## Record list
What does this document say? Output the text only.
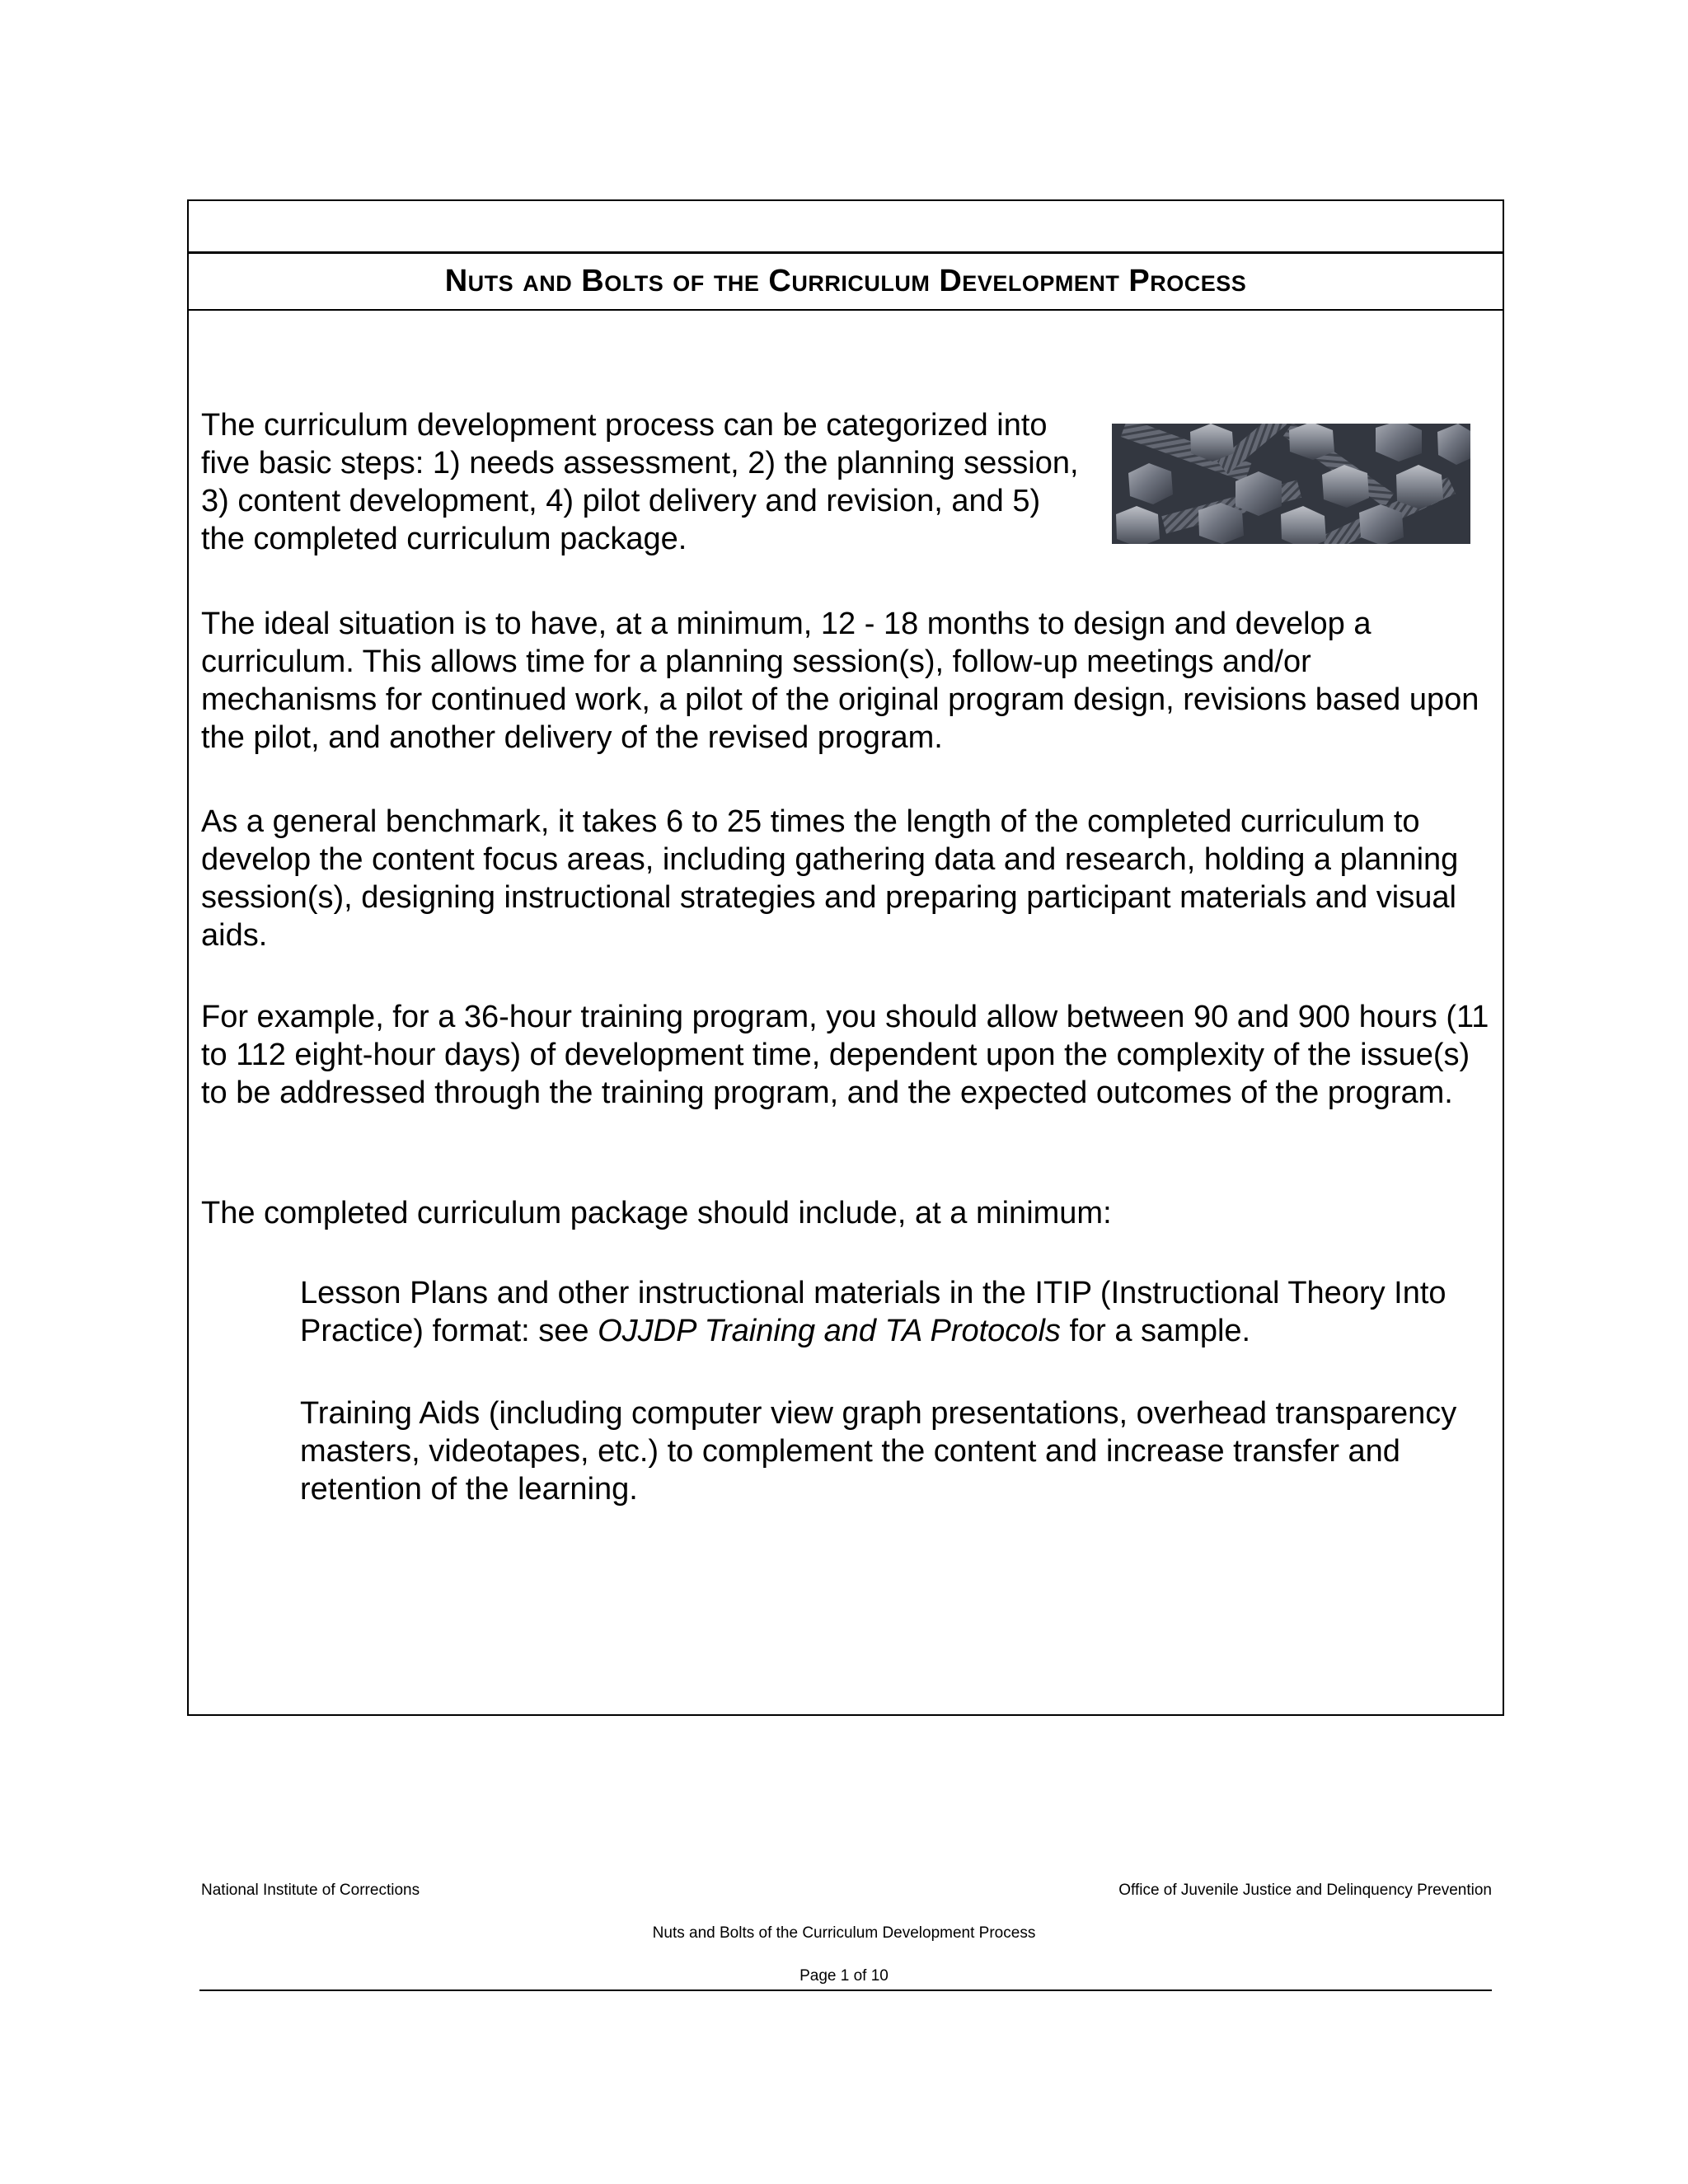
Nuts and Bolts of the Curriculum Development Process

The curriculum development process can be categorized into five basic steps: 1) needs assessment, 2) the planning session, 3) content development, 4) pilot delivery and revision, and 5) the completed curriculum package.

The ideal situation is to have, at a minimum, 12 - 18 months to design and develop a curriculum. This allows time for a planning session(s), follow-up meetings and/or mechanisms for continued work, a pilot of the original program design, revisions based upon the pilot, and another delivery of the revised program.

As a general benchmark, it takes 6 to 25 times the length of the completed curriculum to develop the content focus areas, including gathering data and research, holding a planning session(s), designing instructional strategies and preparing participant materials and visual aids.

For example, for a 36-hour training program, you should allow between 90 and 900 hours (11 to 112 eight-hour days) of development time, dependent upon the complexity of the issue(s) to be addressed through the training program, and the expected outcomes of the program.

The completed curriculum package should include, at a minimum:

Lesson Plans and other instructional materials in the ITIP (Instructional Theory Into Practice) format: see OJJDP Training and TA Protocols for a sample.

Training Aids (including computer view graph presentations, overhead transparency masters, videotapes, etc.) to complement the content and increase transfer and retention of the learning.

National Institute of Corrections	Office of Juvenile Justice and Delinquency Prevention
Nuts and Bolts of the Curriculum Development Process
Page 1 of 10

## Task to carry out
Make an exact copy of the records above, with the pictures left out.

## Answer below
What does this document say? Output the text only.
Nuts and Bolts of the Curriculum Development Process

The curriculum development process can be categorized into five basic steps: 1) needs assessment, 2) the planning session, 3) content development, 4) pilot delivery and revision, and 5) the completed curriculum package.

The ideal situation is to have, at a minimum, 12 - 18 months to design and develop a curriculum. This allows time for a planning session(s), follow-up meetings and/or mechanisms for continued work, a pilot of the original program design, revisions based upon the pilot, and another delivery of the revised program.

As a general benchmark, it takes 6 to 25 times the length of the completed curriculum to develop the content focus areas, including gathering data and research, holding a planning session(s), designing instructional strategies and preparing participant materials and visual aids.

For example, for a 36-hour training program, you should allow between 90 and 900 hours (11 to 112 eight-hour days) of development time, dependent upon the complexity of the issue(s) to be addressed through the training program, and the expected outcomes of the program.

The completed curriculum package should include, at a minimum:

Lesson Plans and other instructional materials in the ITIP (Instructional Theory Into Practice) format: see OJJDP Training and TA Protocols for a sample.

Training Aids (including computer view graph presentations, overhead transparency masters, videotapes, etc.) to complement the content and increase transfer and retention of the learning.

National Institute of Corrections	Office of Juvenile Justice and Delinquency Prevention
Nuts and Bolts of the Curriculum Development Process
Page 1 of 10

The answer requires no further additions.